PROBLEM STATEMENT = Print every line from the first one down through the line containing "Text: , $\rho(r')$: , $\rho(r')$", including both ends, copying each without changes.
═══ RAW RECORDS ═══
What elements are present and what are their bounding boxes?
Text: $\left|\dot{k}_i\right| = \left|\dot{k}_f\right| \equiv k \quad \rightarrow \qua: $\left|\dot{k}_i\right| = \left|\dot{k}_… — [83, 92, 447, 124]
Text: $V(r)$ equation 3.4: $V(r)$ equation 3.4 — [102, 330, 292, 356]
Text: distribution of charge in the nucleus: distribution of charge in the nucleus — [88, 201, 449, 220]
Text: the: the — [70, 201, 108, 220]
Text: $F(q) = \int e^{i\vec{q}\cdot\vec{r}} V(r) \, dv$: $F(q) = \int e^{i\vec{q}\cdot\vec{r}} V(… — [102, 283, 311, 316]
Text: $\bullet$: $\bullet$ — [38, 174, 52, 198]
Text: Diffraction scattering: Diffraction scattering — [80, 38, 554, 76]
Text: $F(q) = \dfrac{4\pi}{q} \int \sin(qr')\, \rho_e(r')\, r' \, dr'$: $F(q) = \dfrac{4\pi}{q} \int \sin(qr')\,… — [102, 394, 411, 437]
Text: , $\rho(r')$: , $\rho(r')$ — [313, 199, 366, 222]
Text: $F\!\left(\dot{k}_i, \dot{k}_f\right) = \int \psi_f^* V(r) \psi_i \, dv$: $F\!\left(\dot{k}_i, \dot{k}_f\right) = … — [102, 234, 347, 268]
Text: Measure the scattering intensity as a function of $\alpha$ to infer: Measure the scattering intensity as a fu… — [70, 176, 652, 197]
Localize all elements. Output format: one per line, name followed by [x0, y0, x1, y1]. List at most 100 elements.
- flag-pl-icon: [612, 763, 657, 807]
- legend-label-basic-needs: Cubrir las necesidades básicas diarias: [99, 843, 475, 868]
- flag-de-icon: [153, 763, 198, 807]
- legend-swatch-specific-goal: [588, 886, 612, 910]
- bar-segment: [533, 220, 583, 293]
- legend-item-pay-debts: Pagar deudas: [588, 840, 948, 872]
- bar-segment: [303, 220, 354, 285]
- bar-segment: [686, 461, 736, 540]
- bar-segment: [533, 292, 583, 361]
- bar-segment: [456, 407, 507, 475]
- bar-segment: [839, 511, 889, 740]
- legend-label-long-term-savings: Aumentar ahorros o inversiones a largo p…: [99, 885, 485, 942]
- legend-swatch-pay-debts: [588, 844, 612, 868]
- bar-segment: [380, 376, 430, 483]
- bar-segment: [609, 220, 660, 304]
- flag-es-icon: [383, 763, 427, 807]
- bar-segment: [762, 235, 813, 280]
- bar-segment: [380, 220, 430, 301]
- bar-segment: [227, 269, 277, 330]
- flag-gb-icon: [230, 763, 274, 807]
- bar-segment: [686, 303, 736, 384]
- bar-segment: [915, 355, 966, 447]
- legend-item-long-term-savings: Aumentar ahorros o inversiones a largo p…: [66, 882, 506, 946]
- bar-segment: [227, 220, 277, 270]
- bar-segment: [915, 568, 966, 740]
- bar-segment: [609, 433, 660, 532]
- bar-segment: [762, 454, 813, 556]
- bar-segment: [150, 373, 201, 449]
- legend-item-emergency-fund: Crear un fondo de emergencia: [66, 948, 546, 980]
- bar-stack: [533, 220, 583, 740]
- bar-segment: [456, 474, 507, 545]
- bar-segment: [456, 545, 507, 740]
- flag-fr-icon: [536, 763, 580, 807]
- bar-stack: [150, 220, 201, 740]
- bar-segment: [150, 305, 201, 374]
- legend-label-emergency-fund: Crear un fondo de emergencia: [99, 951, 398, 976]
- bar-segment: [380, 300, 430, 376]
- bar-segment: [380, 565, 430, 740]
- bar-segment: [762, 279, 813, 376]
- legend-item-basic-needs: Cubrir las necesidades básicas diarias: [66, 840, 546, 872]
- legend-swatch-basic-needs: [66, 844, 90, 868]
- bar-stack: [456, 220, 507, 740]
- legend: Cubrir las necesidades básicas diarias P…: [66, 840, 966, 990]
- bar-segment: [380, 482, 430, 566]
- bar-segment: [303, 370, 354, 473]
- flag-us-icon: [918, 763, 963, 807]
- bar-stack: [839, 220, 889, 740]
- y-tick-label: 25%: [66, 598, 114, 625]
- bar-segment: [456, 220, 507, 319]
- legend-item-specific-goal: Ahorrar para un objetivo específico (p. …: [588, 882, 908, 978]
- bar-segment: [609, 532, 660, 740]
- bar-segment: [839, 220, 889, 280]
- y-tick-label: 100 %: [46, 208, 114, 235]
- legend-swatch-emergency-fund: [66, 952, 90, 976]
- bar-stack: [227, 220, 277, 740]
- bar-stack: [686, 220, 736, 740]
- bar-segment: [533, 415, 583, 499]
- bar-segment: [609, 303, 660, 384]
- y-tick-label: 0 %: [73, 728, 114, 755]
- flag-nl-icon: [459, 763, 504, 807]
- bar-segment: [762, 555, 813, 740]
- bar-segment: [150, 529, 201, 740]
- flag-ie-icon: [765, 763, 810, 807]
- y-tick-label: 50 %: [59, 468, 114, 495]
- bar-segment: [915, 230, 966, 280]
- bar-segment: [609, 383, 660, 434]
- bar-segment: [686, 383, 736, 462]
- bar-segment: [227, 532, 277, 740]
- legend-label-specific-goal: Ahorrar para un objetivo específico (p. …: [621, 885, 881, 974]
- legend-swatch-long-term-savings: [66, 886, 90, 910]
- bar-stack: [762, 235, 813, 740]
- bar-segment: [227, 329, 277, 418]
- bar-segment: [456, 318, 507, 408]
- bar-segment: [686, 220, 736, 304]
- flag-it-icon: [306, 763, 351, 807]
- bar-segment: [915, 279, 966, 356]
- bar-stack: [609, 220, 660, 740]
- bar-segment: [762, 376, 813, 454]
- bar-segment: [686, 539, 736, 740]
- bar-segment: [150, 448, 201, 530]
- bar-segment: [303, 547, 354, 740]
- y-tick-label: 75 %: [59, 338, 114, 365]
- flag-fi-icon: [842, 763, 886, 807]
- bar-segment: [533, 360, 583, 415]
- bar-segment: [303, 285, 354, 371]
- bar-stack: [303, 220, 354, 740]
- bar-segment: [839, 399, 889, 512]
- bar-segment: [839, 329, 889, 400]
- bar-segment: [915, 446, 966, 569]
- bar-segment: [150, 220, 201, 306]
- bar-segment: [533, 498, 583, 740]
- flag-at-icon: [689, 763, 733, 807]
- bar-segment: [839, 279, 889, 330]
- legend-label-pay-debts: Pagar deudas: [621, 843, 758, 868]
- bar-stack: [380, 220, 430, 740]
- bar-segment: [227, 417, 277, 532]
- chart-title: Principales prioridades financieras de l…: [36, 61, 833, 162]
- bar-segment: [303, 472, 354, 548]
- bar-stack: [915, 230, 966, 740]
═══
THE RESULT =
What elements are present and what are their bounding boxes?
Text: $\left|\dot{k}_i\right| = \left|\dot{k}_f\right| \equiv k \quad \rightarrow \qua: $\left|\dot{k}_i\right| = \left|\dot{k}_… — [83, 92, 447, 124]
Text: $V(r)$ equation 3.4: $V(r)$ equation 3.4 — [102, 330, 292, 356]
Text: distribution of charge in the nucleus: distribution of charge in the nucleus — [88, 201, 449, 220]
Text: the: the — [70, 201, 108, 220]
Text: $F(q) = \int e^{i\vec{q}\cdot\vec{r}} V(r) \, dv$: $F(q) = \int e^{i\vec{q}\cdot\vec{r}} V(… — [102, 283, 311, 316]
Text: $\bullet$: $\bullet$ — [38, 174, 52, 198]
Text: Diffraction scattering: Diffraction scattering — [80, 38, 554, 76]
Text: $F(q) = \dfrac{4\pi}{q} \int \sin(qr')\, \rho_e(r')\, r' \, dr'$: $F(q) = \dfrac{4\pi}{q} \int \sin(qr')\,… — [102, 394, 411, 437]
Text: , $\rho(r')$: , $\rho(r')$ — [313, 199, 366, 222]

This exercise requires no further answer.